- **PROBLEM REQUIREMENTS**
Exclude any images and output the remaining records exactly.

- **EXTRACTED INFORMATION**
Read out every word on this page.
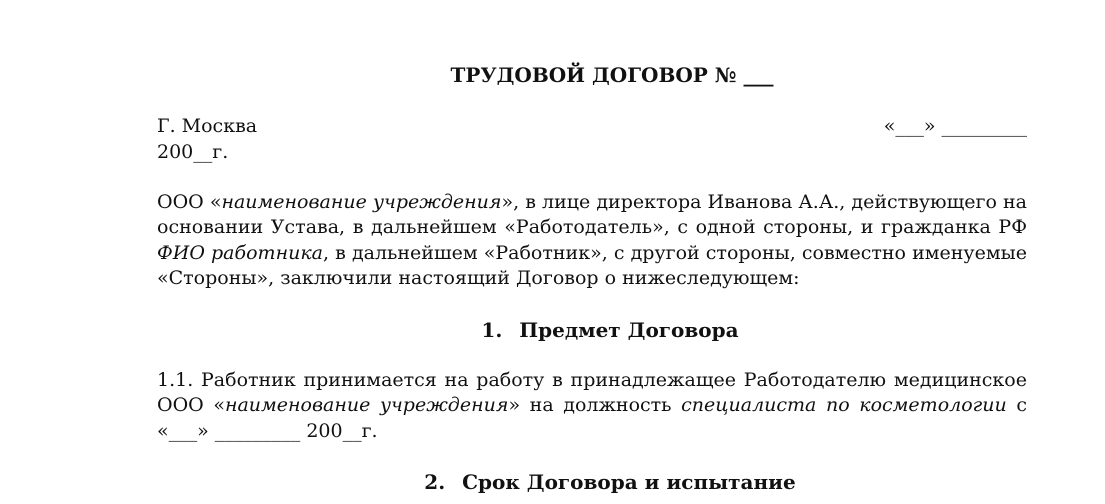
ТРУДОВОЙ ДОГОВОР № ___
Г. Москва	«___» _________
200__г.
ООО «наименование учреждения», в лице директора Иванова А.А., действующего на основании Устава, в дальнейшем «Работодатель», с одной стороны, и гражданка РФ ФИО работника, в дальнейшем «Работник», с другой стороны, совместно именуемые «Стороны», заключили настоящий Договор о нижеследующем:
1. Предмет Договора
1.1. Работник принимается на работу в принадлежащее Работодателю медицинское ООО «наименование учреждения» на должность специалиста по косметологии с «___» _________ 200__г.
2. Срок Договора и испытание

- **OUTPUT BELOW**
Read out every word on this page.
ТРУДОВОЙ ДОГОВОР № ___
Г. Москва	«___» _________
200__г.
ООО «наименование учреждения», в лице директора Иванова А.А., действующего на основании Устава, в дальнейшем «Работодатель», с одной стороны, и гражданка РФ ФИО работника, в дальнейшем «Работник», с другой стороны, совместно именуемые «Стороны», заключили настоящий Договор о нижеследующем:
1. Предмет Договора
1.1. Работник принимается на работу в принадлежащее Работодателю медицинское ООО «наименование учреждения» на должность специалиста по косметологии с «___» _________ 200__г.
2. Срок Договора и испытание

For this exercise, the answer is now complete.